▶ Working data
• • • • •

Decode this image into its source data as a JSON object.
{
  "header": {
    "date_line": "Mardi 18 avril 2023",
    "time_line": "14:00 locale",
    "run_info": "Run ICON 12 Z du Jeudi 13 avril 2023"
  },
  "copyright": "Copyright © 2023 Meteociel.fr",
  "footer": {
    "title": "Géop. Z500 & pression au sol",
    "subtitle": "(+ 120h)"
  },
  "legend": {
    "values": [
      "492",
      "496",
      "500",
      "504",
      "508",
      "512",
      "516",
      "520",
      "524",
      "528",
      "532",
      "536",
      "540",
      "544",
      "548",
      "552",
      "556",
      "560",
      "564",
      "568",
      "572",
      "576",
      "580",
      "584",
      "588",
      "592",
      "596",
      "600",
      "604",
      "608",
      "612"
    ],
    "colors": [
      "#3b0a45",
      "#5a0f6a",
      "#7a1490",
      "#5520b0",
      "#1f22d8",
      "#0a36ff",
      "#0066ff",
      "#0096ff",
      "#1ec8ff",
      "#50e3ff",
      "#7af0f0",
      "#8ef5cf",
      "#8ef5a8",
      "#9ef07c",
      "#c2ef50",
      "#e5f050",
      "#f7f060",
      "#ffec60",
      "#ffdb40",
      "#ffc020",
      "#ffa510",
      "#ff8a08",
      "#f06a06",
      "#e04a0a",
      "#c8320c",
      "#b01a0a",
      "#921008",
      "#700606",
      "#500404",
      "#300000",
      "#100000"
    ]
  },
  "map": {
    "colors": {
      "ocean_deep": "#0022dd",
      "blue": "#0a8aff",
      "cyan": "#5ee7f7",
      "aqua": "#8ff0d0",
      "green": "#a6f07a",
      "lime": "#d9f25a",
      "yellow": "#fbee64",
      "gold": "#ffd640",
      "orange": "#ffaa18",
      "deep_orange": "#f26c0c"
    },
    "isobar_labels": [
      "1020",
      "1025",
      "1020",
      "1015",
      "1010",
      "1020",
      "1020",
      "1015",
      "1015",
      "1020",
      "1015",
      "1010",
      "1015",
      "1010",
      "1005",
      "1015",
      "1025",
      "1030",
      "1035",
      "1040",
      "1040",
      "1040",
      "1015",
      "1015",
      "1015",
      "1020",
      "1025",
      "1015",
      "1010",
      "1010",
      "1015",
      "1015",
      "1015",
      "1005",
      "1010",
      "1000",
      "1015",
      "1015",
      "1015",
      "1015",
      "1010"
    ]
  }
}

• • • • •

▶ Work instructions
Please set down the whole listing above without altering a single line.

▶ Task solution
Decode this image into its source data as a JSON object.
{
  "header": {
    "date_line": "Mardi 18 avril 2023",
    "time_line": "14:00 locale",
    "run_info": "Run ICON 12 Z du Jeudi 13 avril 2023"
  },
  "copyright": "Copyright © 2023 Meteociel.fr",
  "footer": {
    "title": "Géop. Z500 & pression au sol",
    "subtitle": "(+ 120h)"
  },
  "legend": {
    "values": [
      "492",
      "496",
      "500",
      "504",
      "508",
      "512",
      "516",
      "520",
      "524",
      "528",
      "532",
      "536",
      "540",
      "544",
      "548",
      "552",
      "556",
      "560",
      "564",
      "568",
      "572",
      "576",
      "580",
      "584",
      "588",
      "592",
      "596",
      "600",
      "604",
      "608",
      "612"
    ],
    "colors": [
      "#3b0a45",
      "#5a0f6a",
      "#7a1490",
      "#5520b0",
      "#1f22d8",
      "#0a36ff",
      "#0066ff",
      "#0096ff",
      "#1ec8ff",
      "#50e3ff",
      "#7af0f0",
      "#8ef5cf",
      "#8ef5a8",
      "#9ef07c",
      "#c2ef50",
      "#e5f050",
      "#f7f060",
      "#ffec60",
      "#ffdb40",
      "#ffc020",
      "#ffa510",
      "#ff8a08",
      "#f06a06",
      "#e04a0a",
      "#c8320c",
      "#b01a0a",
      "#921008",
      "#700606",
      "#500404",
      "#300000",
      "#100000"
    ]
  },
  "map": {
    "colors": {
      "ocean_deep": "#0022dd",
      "blue": "#0a8aff",
      "cyan": "#5ee7f7",
      "aqua": "#8ff0d0",
      "green": "#a6f07a",
      "lime": "#d9f25a",
      "yellow": "#fbee64",
      "gold": "#ffd640",
      "orange": "#ffaa18",
      "deep_orange": "#f26c0c"
    },
    "isobar_labels": [
      "1020",
      "1025",
      "1020",
      "1015",
      "1010",
      "1020",
      "1020",
      "1015",
      "1015",
      "1020",
      "1015",
      "1010",
      "1015",
      "1010",
      "1005",
      "1015",
      "1025",
      "1030",
      "1035",
      "1040",
      "1040",
      "1040",
      "1015",
      "1015",
      "1015",
      "1020",
      "1025",
      "1015",
      "1010",
      "1010",
      "1015",
      "1015",
      "1015",
      "1005",
      "1010",
      "1000",
      "1015",
      "1015",
      "1015",
      "1015",
      "1010"
    ]
  }
}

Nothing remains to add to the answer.